Quote the whole listing verbatim.
## BEGIN STORED RECORDS
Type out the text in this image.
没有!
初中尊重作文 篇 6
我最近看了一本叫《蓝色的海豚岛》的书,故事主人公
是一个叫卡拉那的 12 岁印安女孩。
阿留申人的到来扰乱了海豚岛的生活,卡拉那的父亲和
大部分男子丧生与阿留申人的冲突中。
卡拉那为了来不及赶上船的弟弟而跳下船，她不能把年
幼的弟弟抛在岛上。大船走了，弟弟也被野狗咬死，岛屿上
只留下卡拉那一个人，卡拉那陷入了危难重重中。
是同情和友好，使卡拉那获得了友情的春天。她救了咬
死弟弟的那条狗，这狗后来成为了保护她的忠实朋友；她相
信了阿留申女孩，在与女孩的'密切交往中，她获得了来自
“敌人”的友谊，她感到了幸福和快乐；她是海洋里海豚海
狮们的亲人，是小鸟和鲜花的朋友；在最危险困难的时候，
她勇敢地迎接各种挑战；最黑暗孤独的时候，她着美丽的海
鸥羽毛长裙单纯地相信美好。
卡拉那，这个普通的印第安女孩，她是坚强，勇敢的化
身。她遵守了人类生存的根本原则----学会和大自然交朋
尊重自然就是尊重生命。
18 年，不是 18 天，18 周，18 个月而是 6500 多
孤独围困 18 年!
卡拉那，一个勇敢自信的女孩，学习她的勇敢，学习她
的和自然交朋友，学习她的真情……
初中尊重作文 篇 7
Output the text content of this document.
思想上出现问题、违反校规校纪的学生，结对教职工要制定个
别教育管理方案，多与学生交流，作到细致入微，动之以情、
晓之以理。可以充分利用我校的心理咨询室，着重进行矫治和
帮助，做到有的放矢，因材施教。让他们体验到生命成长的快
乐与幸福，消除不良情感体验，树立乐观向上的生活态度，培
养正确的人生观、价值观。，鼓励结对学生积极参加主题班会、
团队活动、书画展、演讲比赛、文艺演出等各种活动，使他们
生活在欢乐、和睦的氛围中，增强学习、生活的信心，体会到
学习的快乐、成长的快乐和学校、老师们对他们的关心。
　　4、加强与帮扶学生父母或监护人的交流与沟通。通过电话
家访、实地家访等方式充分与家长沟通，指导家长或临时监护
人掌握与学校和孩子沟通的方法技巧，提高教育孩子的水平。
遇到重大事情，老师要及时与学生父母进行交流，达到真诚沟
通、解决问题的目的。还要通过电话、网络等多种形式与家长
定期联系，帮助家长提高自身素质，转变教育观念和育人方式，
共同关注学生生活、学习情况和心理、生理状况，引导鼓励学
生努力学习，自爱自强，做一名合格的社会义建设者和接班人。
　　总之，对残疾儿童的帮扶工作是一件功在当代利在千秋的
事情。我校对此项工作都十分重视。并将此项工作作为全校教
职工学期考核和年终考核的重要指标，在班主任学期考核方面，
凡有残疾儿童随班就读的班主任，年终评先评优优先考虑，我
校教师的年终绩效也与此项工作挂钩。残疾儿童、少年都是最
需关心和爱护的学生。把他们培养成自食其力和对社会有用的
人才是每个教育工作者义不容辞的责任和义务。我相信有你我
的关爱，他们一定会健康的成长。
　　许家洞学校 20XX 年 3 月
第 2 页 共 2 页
## END STORED RECORDS
• _WRITTEN SOLUTION_
Type out the text in this image.
没有!
初中尊重作文 篇 6
我最近看了一本叫《蓝色的海豚岛》的书,故事主人公
是一个叫卡拉那的 12 岁印安女孩。
阿留申人的到来扰乱了海豚岛的生活,卡拉那的父亲和
大部分男子丧生与阿留申人的冲突中。
卡拉那为了来不及赶上船的弟弟而跳下船，她不能把年
幼的弟弟抛在岛上。大船走了，弟弟也被野狗咬死，岛屿上
只留下卡拉那一个人，卡拉那陷入了危难重重中。
是同情和友好，使卡拉那获得了友情的春天。她救了咬
死弟弟的那条狗，这狗后来成为了保护她的忠实朋友；她相
信了阿留申女孩，在与女孩的'密切交往中，她获得了来自
“敌人”的友谊，她感到了幸福和快乐；她是海洋里海豚海
狮们的亲人，是小鸟和鲜花的朋友；在最危险困难的时候，
她勇敢地迎接各种挑战；最黑暗孤独的时候，她着美丽的海
鸥羽毛长裙单纯地相信美好。
卡拉那，这个普通的印第安女孩，她是坚强，勇敢的化
身。她遵守了人类生存的根本原则----学会和大自然交朋
尊重自然就是尊重生命。
18 年，不是 18 天，18 周，18 个月而是 6500 多
孤独围困 18 年!
卡拉那，一个勇敢自信的女孩，学习她的勇敢，学习她
的和自然交朋友，学习她的真情……
初中尊重作文 篇 7
Output the text content of this document.
思想上出现问题、违反校规校纪的学生，结对教职工要制定个
别教育管理方案，多与学生交流，作到细致入微，动之以情、
晓之以理。可以充分利用我校的心理咨询室，着重进行矫治和
帮助，做到有的放矢，因材施教。让他们体验到生命成长的快
乐与幸福，消除不良情感体验，树立乐观向上的生活态度，培
养正确的人生观、价值观。，鼓励结对学生积极参加主题班会、
团队活动、书画展、演讲比赛、文艺演出等各种活动，使他们
生活在欢乐、和睦的氛围中，增强学习、生活的信心，体会到
学习的快乐、成长的快乐和学校、老师们对他们的关心。
　　4、加强与帮扶学生父母或监护人的交流与沟通。通过电话
家访、实地家访等方式充分与家长沟通，指导家长或临时监护
人掌握与学校和孩子沟通的方法技巧，提高教育孩子的水平。
遇到重大事情，老师要及时与学生父母进行交流，达到真诚沟
通、解决问题的目的。还要通过电话、网络等多种形式与家长
定期联系，帮助家长提高自身素质，转变教育观念和育人方式，
共同关注学生生活、学习情况和心理、生理状况，引导鼓励学
生努力学习，自爱自强，做一名合格的社会义建设者和接班人。
　　总之，对残疾儿童的帮扶工作是一件功在当代利在千秋的
事情。我校对此项工作都十分重视。并将此项工作作为全校教
职工学期考核和年终考核的重要指标，在班主任学期考核方面，
凡有残疾儿童随班就读的班主任，年终评先评优优先考虑，我
校教师的年终绩效也与此项工作挂钩。残疾儿童、少年都是最
需关心和爱护的学生。把他们培养成自食其力和对社会有用的
人才是每个教育工作者义不容辞的责任和义务。我相信有你我
的关爱，他们一定会健康的成长。
　　许家洞学校 20XX 年 3 月
第 2 页 共 2 页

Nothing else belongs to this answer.